● WORK REQUIRED
Write out every entry exactly as given, but omit the pictures.

● INPUT MATERIAL
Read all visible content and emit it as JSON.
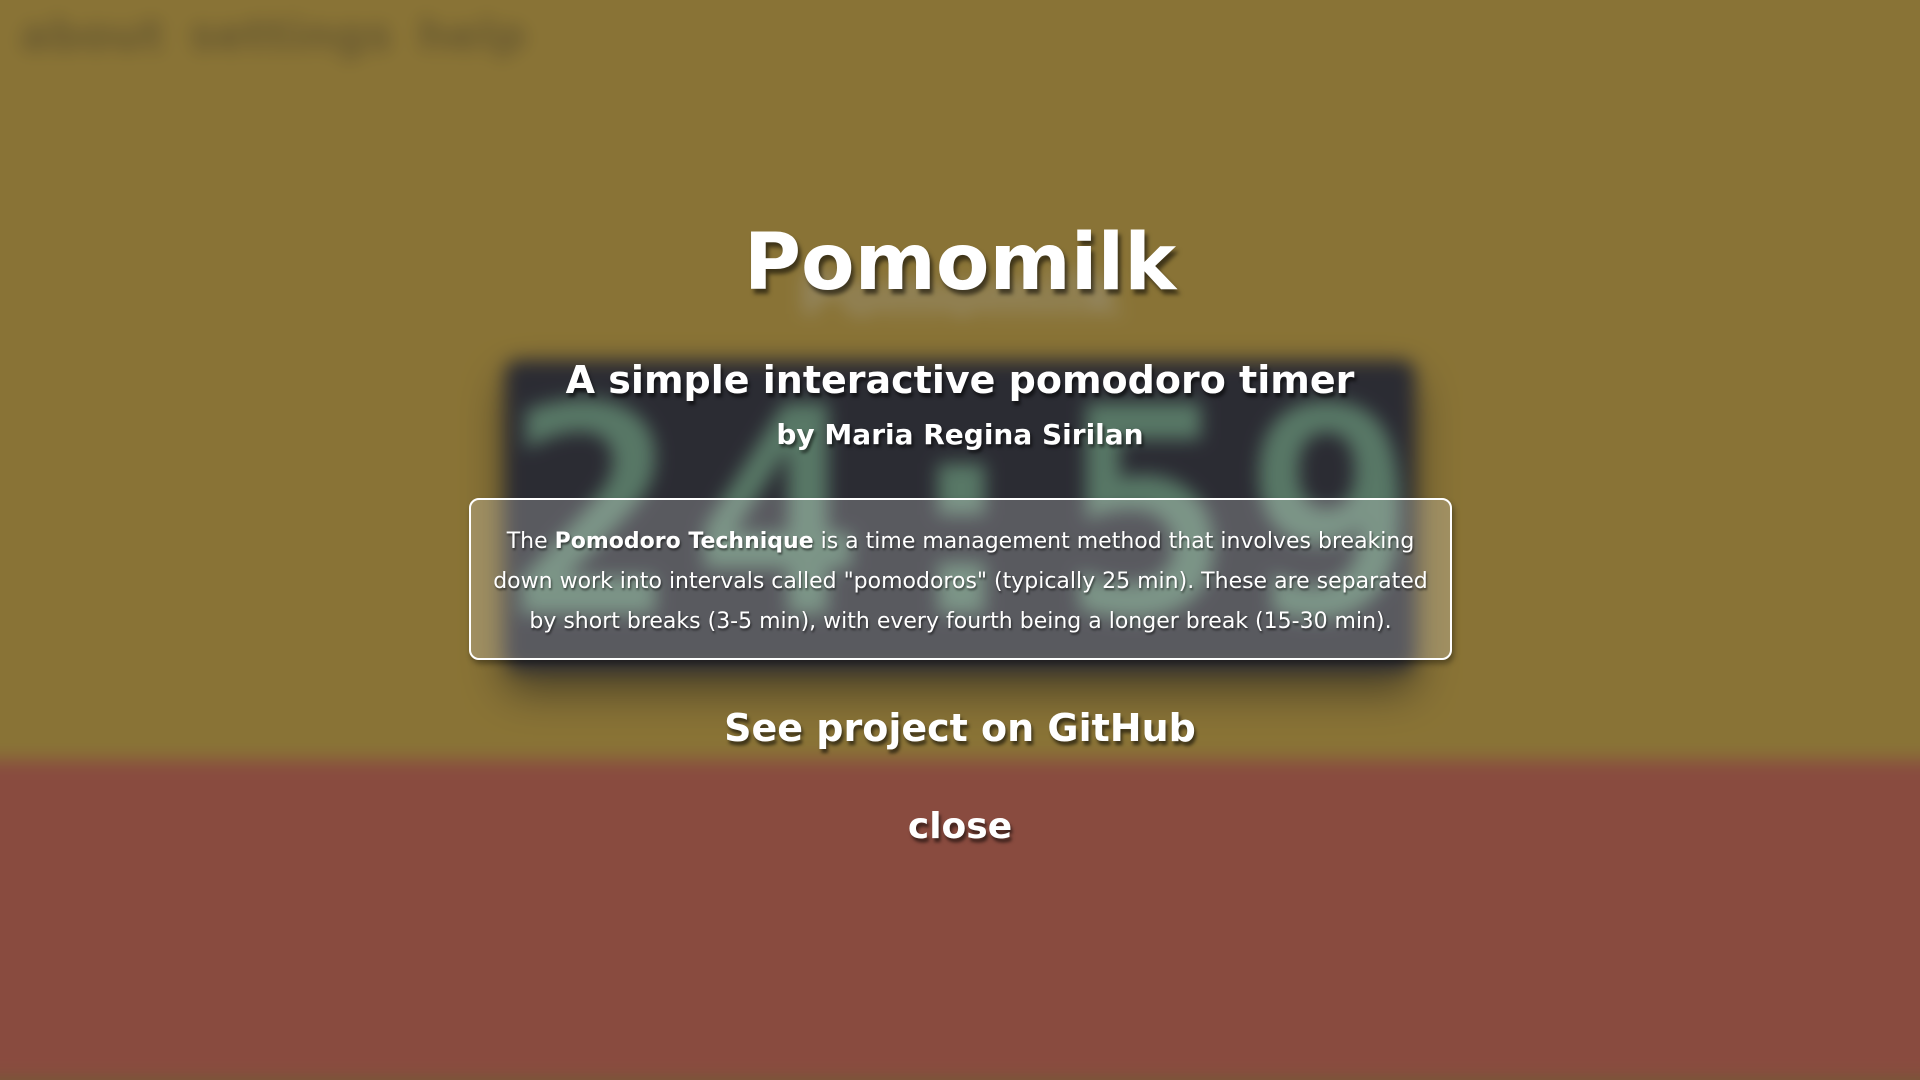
{
  "background": {
    "nav_items": [
      "about",
      "settings",
      "help"
    ],
    "app_title": "Pomomilk",
    "timer_display": "24:59",
    "colors": {
      "work_panel": "#c9a132",
      "break_panel": "#c95843",
      "timer_panel": "#1e1f2d",
      "timer_digits": "#6fa989"
    }
  },
  "modal": {
    "title": "Pomomilk",
    "subtitle": "A simple interactive pomodoro timer",
    "author": "by Maria Regina Sirilan",
    "info": {
      "prefix": "The ",
      "highlight": "Pomodoro Technique",
      "body": " is a time management method that involves breaking down work into intervals called \"pomodoros\" (typically 25 min). These are separated by short breaks (3-5 min), with every fourth being a longer break (15-30 min)."
    },
    "github_link": "See project on GitHub",
    "close_label": "close"
  }
}
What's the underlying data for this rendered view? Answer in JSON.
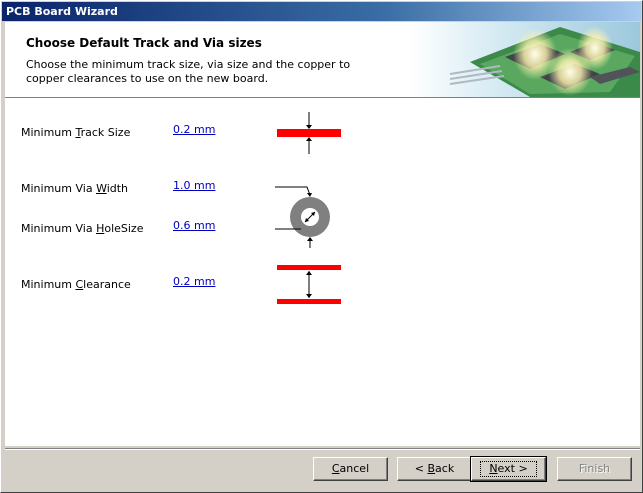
{
  "window": {
    "title": "PCB Board Wizard"
  },
  "header": {
    "title": "Choose Default Track and Via sizes",
    "subtitle": "Choose the minimum track size, via size and the copper to copper clearances to use on the new board."
  },
  "rows": [
    {
      "label_pre": "Minimum ",
      "label_key": "T",
      "label_post": "rack Size",
      "value": "0.2 mm"
    },
    {
      "label_pre": "Minimum Via ",
      "label_key": "W",
      "label_post": "idth",
      "value": "1.0 mm"
    },
    {
      "label_pre": "Minimum Via ",
      "label_key": "H",
      "label_post": "oleSize",
      "value": "0.6 mm"
    },
    {
      "label_pre": "Minimum ",
      "label_key": "C",
      "label_post": "learance",
      "value": "0.2 mm"
    }
  ],
  "buttons": {
    "cancel_pre": "",
    "cancel_key": "C",
    "cancel_post": "ancel",
    "back_pre": "< ",
    "back_key": "B",
    "back_post": "ack",
    "next_pre": "",
    "next_key": "N",
    "next_post": "ext >",
    "finish": "Finish"
  },
  "colors": {
    "track": "#ff0000",
    "via": "#808080",
    "link": "#0000c0"
  }
}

● ANSWER IN FULL
Read all visible content and emit it as JSON.
{
  "background": {
    "nav_items": [
      "about",
      "settings",
      "help"
    ],
    "app_title": "Pomomilk",
    "timer_display": "24:59",
    "colors": {
      "work_panel": "#c9a132",
      "break_panel": "#c95843",
      "timer_panel": "#1e1f2d",
      "timer_digits": "#6fa989"
    }
  },
  "modal": {
    "title": "Pomomilk",
    "subtitle": "A simple interactive pomodoro timer",
    "author": "by Maria Regina Sirilan",
    "info": {
      "prefix": "The ",
      "highlight": "Pomodoro Technique",
      "body": " is a time management method that involves breaking down work into intervals called \"pomodoros\" (typically 25 min). These are separated by short breaks (3-5 min), with every fourth being a longer break (15-30 min)."
    },
    "github_link": "See project on GitHub",
    "close_label": "close"
  }
}
What's the underlying data for this rendered view? Answer in JSON.
{
  "window": {
    "title": "PCB Board Wizard"
  },
  "header": {
    "title": "Choose Default Track and Via sizes",
    "subtitle": "Choose the minimum track size, via size and the copper to copper clearances to use on the new board."
  },
  "rows": [
    {
      "label_pre": "Minimum ",
      "label_key": "T",
      "label_post": "rack Size",
      "value": "0.2 mm"
    },
    {
      "label_pre": "Minimum Via ",
      "label_key": "W",
      "label_post": "idth",
      "value": "1.0 mm"
    },
    {
      "label_pre": "Minimum Via ",
      "label_key": "H",
      "label_post": "oleSize",
      "value": "0.6 mm"
    },
    {
      "label_pre": "Minimum ",
      "label_key": "C",
      "label_post": "learance",
      "value": "0.2 mm"
    }
  ],
  "buttons": {
    "cancel_pre": "",
    "cancel_key": "C",
    "cancel_post": "ancel",
    "back_pre": "< ",
    "back_key": "B",
    "back_post": "ack",
    "next_pre": "",
    "next_key": "N",
    "next_post": "ext >",
    "finish": "Finish"
  },
  "colors": {
    "track": "#ff0000",
    "via": "#808080",
    "link": "#0000c0"
  }
}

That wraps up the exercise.